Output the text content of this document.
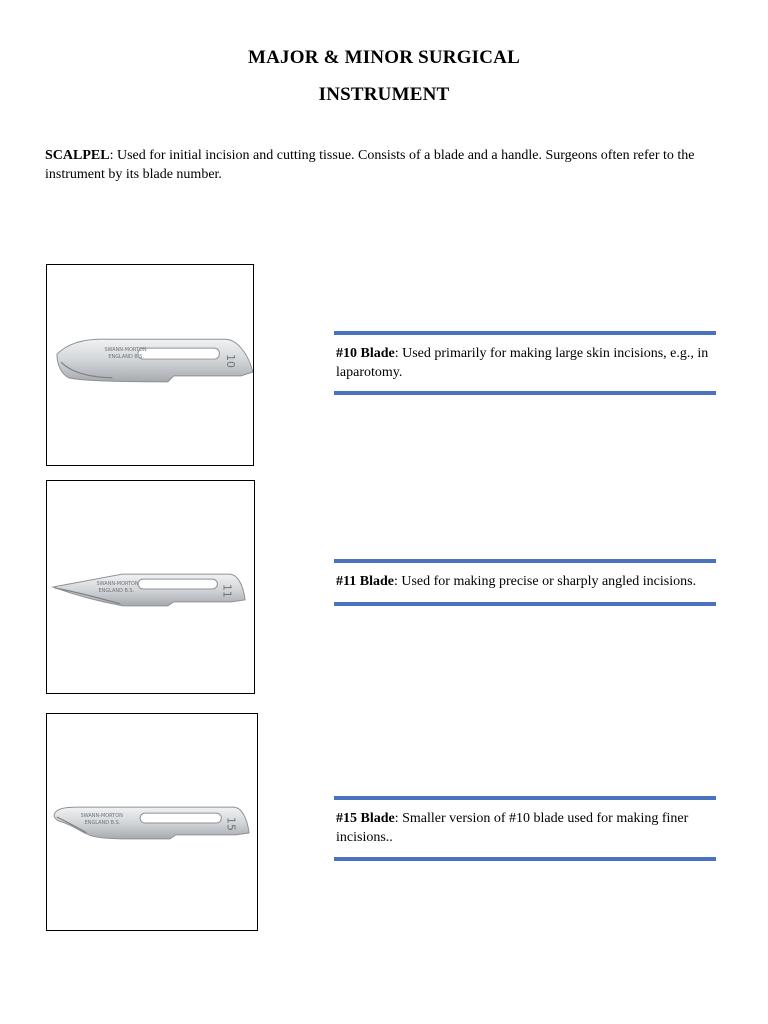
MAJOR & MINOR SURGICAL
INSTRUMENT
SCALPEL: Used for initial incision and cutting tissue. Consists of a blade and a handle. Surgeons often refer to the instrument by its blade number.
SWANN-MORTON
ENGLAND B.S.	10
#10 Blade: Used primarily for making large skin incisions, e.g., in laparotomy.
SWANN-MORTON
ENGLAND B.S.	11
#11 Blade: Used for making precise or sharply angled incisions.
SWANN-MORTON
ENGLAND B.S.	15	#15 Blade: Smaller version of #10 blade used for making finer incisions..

==

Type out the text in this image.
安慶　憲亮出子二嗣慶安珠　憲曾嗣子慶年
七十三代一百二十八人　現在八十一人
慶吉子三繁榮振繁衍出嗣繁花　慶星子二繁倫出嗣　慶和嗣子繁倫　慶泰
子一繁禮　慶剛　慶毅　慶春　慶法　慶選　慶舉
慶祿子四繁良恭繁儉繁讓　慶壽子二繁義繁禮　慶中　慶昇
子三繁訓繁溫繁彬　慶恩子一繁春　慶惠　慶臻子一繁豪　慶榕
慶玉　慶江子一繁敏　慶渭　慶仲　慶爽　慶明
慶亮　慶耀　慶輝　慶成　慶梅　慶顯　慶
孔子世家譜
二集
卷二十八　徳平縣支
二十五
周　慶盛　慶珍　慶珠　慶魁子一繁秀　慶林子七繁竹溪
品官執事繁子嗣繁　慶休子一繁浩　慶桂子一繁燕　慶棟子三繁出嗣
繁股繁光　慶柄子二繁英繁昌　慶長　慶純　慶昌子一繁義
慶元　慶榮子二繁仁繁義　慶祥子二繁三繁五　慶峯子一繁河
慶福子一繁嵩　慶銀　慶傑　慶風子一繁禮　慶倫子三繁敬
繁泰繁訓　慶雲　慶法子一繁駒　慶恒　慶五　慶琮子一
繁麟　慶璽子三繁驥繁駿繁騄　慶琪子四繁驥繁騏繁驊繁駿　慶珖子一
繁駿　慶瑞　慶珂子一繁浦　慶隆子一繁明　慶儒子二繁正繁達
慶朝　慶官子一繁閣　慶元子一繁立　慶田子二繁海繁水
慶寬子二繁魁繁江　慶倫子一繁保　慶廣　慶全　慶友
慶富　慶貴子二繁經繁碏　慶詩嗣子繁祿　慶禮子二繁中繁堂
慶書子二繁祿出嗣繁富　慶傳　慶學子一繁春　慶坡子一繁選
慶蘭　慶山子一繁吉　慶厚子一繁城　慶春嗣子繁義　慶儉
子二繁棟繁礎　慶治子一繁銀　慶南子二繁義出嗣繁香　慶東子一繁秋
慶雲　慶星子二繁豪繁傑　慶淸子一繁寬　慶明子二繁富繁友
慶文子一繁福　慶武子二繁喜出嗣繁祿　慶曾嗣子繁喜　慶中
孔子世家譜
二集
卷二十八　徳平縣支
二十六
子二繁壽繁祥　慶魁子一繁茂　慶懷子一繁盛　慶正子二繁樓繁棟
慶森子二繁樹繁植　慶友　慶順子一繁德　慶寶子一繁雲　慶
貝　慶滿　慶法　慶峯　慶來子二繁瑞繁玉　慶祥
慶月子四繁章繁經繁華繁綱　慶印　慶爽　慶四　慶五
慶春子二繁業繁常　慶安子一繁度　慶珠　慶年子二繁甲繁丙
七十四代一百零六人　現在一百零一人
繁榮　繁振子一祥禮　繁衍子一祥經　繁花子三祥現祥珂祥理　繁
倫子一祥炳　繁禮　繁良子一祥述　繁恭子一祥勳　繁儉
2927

---

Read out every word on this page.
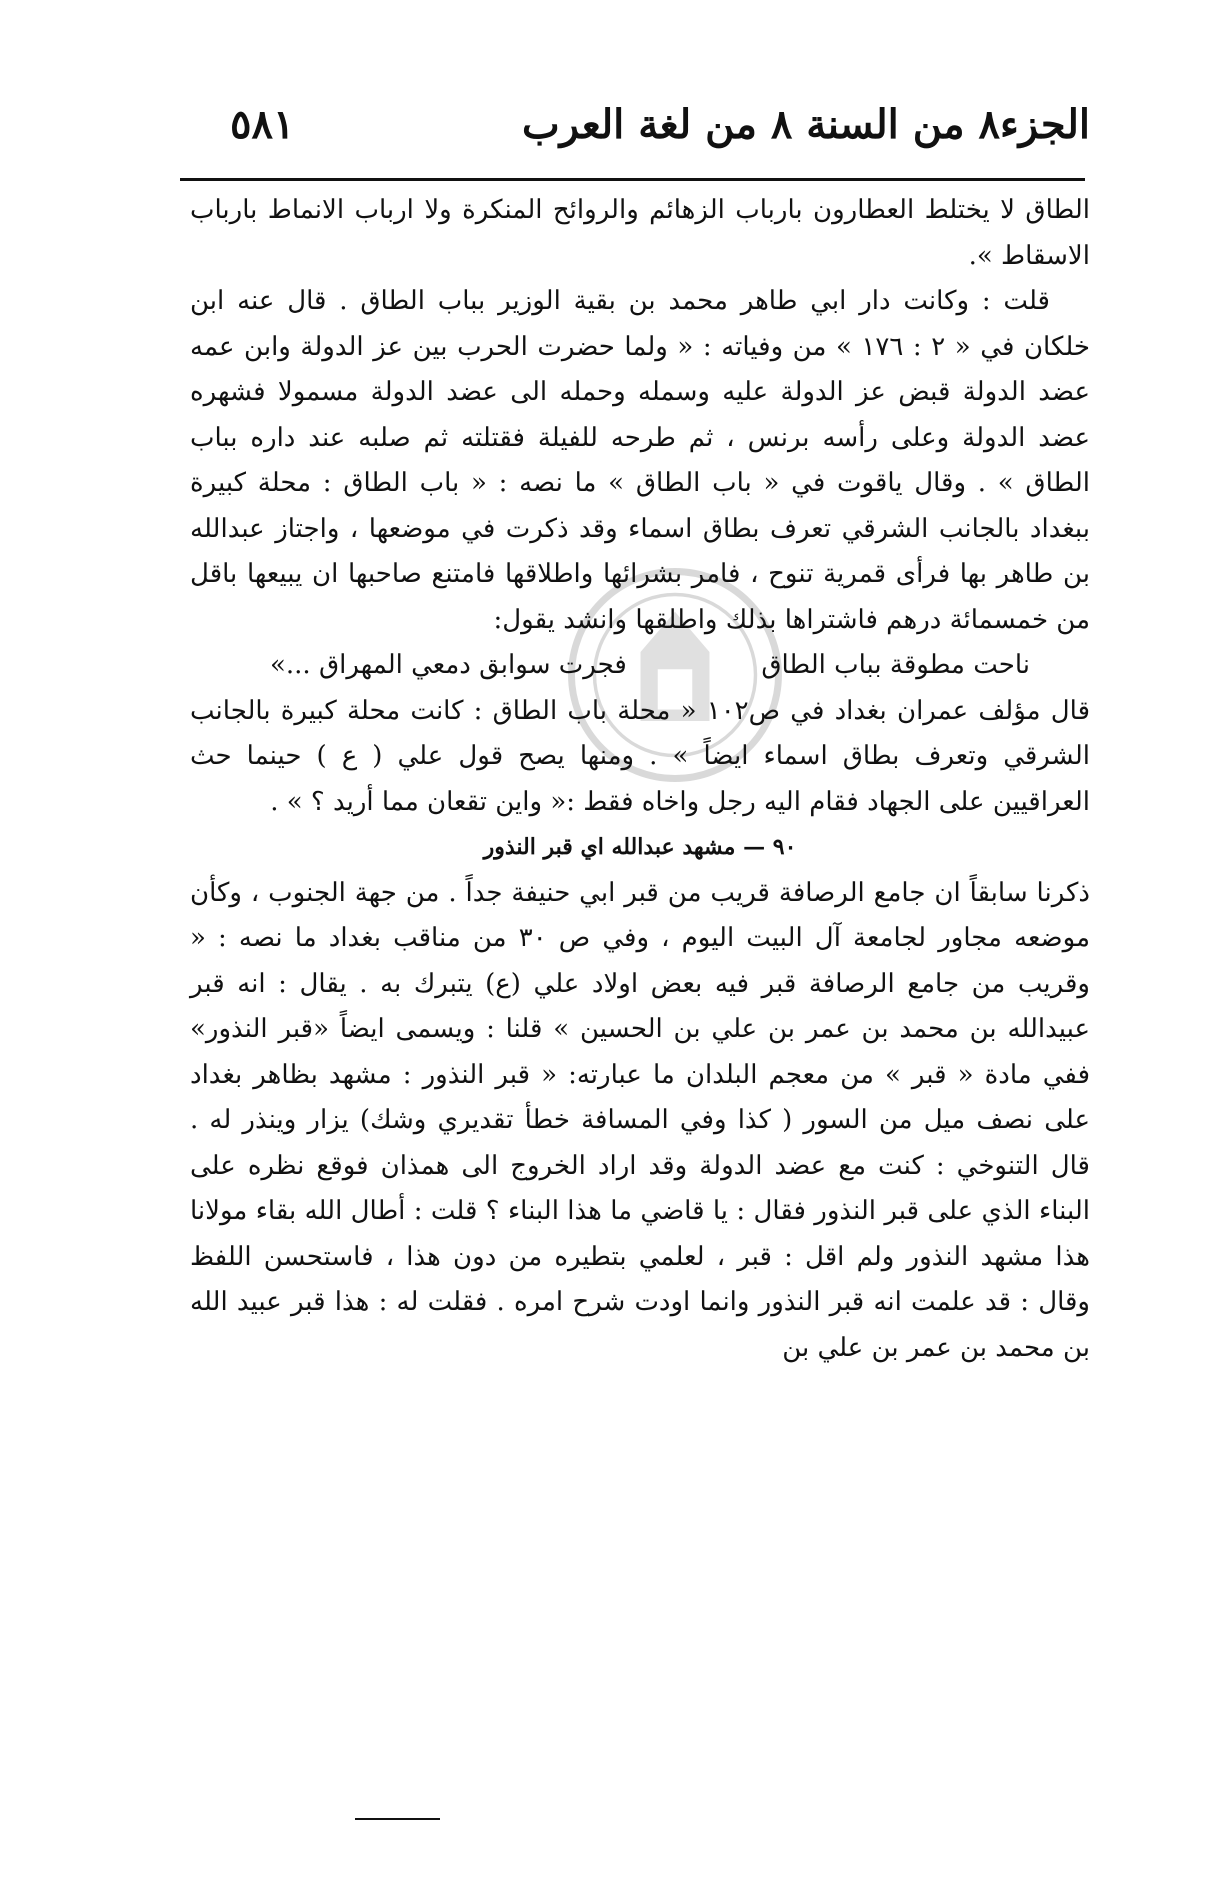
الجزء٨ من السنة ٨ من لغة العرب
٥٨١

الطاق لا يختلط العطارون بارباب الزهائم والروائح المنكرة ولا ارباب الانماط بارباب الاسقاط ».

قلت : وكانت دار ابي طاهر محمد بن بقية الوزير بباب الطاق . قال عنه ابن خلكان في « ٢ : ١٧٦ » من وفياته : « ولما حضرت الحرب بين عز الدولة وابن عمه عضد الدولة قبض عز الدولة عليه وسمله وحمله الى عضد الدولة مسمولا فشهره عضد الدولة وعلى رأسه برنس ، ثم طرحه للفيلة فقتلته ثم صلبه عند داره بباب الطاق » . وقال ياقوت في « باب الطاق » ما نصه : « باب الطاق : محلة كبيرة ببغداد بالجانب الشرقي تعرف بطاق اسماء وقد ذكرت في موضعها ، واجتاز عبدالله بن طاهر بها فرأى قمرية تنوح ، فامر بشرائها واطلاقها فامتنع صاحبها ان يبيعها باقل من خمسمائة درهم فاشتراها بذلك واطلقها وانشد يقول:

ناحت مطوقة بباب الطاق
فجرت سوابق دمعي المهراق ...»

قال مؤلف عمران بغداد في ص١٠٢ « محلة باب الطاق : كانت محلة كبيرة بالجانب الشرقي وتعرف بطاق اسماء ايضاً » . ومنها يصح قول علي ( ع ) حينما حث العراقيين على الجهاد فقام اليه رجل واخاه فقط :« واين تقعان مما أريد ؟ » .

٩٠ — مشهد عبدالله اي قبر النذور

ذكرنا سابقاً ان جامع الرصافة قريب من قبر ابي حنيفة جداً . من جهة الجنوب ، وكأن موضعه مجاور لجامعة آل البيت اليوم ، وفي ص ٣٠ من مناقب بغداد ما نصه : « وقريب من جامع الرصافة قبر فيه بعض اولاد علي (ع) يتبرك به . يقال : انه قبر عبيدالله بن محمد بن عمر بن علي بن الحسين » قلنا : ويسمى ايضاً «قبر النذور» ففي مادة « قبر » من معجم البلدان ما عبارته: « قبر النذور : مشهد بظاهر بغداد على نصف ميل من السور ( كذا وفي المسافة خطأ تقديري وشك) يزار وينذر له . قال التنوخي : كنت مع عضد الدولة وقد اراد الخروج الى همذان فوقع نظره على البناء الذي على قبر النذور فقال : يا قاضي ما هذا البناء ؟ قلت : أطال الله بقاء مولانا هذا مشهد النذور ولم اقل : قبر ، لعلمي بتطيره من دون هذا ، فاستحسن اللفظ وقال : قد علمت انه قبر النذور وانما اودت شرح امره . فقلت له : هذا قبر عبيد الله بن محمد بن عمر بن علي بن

- [The problem] Check each line of the data above for the string "incisions" and report only how many lines have it.

- [Response] 3